**Task**
Your job is to retype all of the data word for word, leaving every image out.

[Extracted data entries]
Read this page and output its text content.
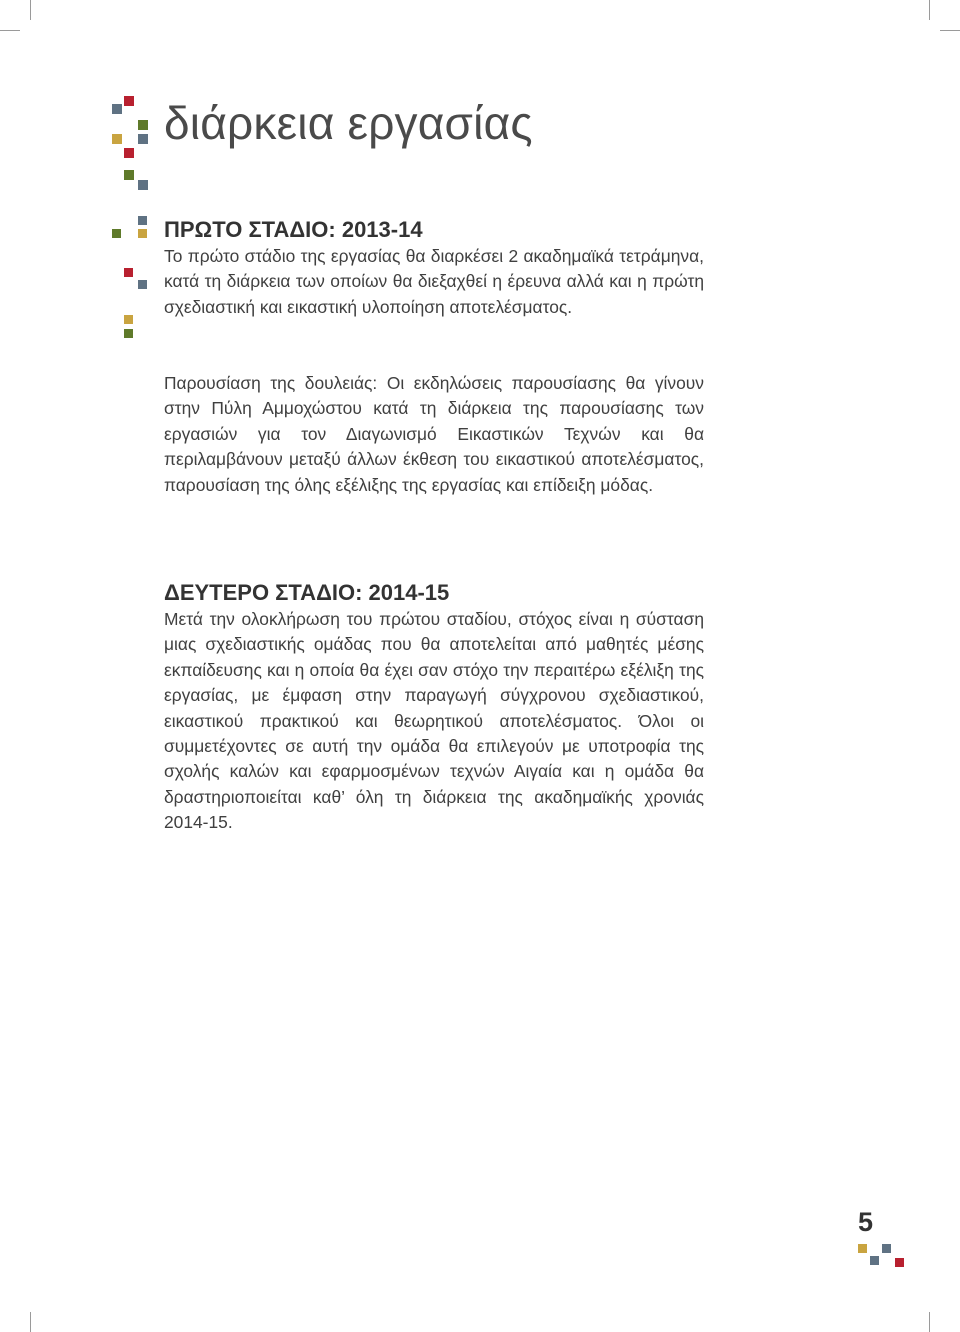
διάρκεια εργασίας
ΠΡΩΤΟ ΣΤΑΔΙΟ: 2013-14

Το πρώτο στάδιο της εργασίας θα διαρκέσει 2 ακαδημαϊκά τετράμηνα, κατά τη διάρκεια των οποίων θα διεξαχθεί η έρευνα αλλά και η πρώτη σχεδιαστική και εικαστική υλοποίηση αποτελέσματος.

Παρουσίαση της δουλειάς: Οι εκδηλώσεις παρουσίασης θα γίνουν στην Πύλη Αμμοχώστου κατά τη διάρκεια της παρουσίασης των εργασιών για τον Διαγωνισμό Εικαστικών Τεχνών και θα περιλαμβάνουν μεταξύ άλλων έκθεση του εικαστικού αποτελέσματος, παρουσίαση της όλης εξέλιξης της εργασίας και επίδειξη μόδας.

ΔΕΥΤΕΡΟ ΣΤΑΔΙΟ: 2014-15

Μετά την ολοκλήρωση του πρώτου σταδίου, στόχος είναι η σύσταση μιας σχεδιαστικής ομάδας που θα αποτελείται από μαθητές μέσης εκπαίδευσης και η οποία θα έχει σαν στόχο την περαιτέρω εξέλιξη της εργασίας, με έμφαση στην παραγωγή σύγχρονου σχεδιαστικού, εικαστικού πρακτικού και θεωρητικού αποτελέσματος. Όλοι οι συμμετέχοντες σε αυτή την ομάδα θα επιλεγούν με υποτροφία της σχολής καλών και εφαρμοσμένων τεχνών Αιγαία και η ομάδα θα δραστηριοποιείται καθ’ όλη τη διάρκεια της ακαδημαϊκής χρονιάς 2014-15.

5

**Response below**
Read this page and output its text content.
διάρκεια εργασίας
ΠΡΩΤΟ ΣΤΑΔΙΟ: 2013-14

Το πρώτο στάδιο της εργασίας θα διαρκέσει 2 ακαδημαϊκά τετράμηνα, κατά τη διάρκεια των οποίων θα διεξαχθεί η έρευνα αλλά και η πρώτη σχεδιαστική και εικαστική υλοποίηση αποτελέσματος.

Παρουσίαση της δουλειάς: Οι εκδηλώσεις παρουσίασης θα γίνουν στην Πύλη Αμμοχώστου κατά τη διάρκεια της παρουσίασης των εργασιών για τον Διαγωνισμό Εικαστικών Τεχνών και θα περιλαμβάνουν μεταξύ άλλων έκθεση του εικαστικού αποτελέσματος, παρουσίαση της όλης εξέλιξης της εργασίας και επίδειξη μόδας.

ΔΕΥΤΕΡΟ ΣΤΑΔΙΟ: 2014-15

Μετά την ολοκλήρωση του πρώτου σταδίου, στόχος είναι η σύσταση μιας σχεδιαστικής ομάδας που θα αποτελείται από μαθητές μέσης εκπαίδευσης και η οποία θα έχει σαν στόχο την περαιτέρω εξέλιξη της εργασίας, με έμφαση στην παραγωγή σύγχρονου σχεδιαστικού, εικαστικού πρακτικού και θεωρητικού αποτελέσματος. Όλοι οι συμμετέχοντες σε αυτή την ομάδα θα επιλεγούν με υποτροφία της σχολής καλών και εφαρμοσμένων τεχνών Αιγαία και η ομάδα θα δραστηριοποιείται καθ’ όλη τη διάρκεια της ακαδημαϊκής χρονιάς 2014-15.

5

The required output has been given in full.